▶ **Task requirements**: Copy each line of the material below that includes the string "icon".

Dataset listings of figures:
□ □ □ □ □

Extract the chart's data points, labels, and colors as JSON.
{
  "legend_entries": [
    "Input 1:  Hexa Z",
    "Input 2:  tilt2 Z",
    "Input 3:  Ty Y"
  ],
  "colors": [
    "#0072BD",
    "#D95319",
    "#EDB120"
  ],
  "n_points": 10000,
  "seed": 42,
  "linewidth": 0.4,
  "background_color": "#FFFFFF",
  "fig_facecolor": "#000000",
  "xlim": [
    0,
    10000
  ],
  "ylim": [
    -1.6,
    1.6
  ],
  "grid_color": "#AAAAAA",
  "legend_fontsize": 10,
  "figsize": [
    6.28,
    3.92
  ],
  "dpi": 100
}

□ □ □ □ □

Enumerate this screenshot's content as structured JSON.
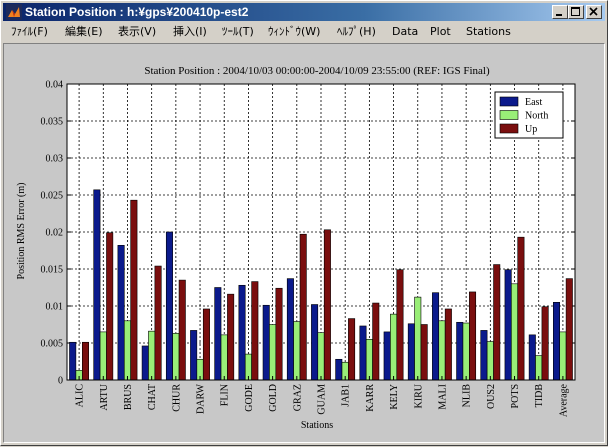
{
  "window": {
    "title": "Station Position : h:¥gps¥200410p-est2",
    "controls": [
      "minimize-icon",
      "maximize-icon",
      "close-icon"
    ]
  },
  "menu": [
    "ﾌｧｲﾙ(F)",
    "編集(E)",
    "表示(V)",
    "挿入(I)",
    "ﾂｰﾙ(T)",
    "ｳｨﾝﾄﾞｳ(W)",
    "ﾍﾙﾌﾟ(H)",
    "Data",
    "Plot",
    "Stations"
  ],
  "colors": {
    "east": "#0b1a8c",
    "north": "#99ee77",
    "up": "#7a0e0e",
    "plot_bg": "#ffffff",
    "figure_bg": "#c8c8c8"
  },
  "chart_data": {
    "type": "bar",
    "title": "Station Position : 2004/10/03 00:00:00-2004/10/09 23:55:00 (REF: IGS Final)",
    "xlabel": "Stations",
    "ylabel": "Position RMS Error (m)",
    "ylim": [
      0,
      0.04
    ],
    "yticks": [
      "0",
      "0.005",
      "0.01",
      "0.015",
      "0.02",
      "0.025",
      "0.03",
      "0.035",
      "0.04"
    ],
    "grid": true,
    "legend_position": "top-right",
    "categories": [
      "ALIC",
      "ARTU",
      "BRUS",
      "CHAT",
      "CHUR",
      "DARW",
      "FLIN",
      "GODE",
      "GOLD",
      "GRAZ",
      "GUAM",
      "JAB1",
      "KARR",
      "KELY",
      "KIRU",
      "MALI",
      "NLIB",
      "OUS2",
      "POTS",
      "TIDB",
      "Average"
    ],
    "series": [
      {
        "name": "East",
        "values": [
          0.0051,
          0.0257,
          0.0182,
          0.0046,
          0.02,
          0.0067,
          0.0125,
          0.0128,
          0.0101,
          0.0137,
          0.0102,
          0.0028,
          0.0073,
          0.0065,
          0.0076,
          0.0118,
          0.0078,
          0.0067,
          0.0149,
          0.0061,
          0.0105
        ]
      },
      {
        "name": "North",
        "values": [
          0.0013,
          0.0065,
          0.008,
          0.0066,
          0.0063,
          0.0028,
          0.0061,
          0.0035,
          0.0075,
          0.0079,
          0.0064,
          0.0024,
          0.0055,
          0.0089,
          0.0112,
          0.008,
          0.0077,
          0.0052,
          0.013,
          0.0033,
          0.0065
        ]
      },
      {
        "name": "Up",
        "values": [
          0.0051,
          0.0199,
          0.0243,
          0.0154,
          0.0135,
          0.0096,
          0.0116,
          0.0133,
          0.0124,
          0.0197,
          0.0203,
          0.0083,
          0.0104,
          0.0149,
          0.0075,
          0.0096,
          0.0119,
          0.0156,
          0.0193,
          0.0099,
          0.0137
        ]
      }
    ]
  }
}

□ □ □ □ □

▶ **Response to the exercise**:
      "minimize-icon",
      "maximize-icon",
      "close-icon"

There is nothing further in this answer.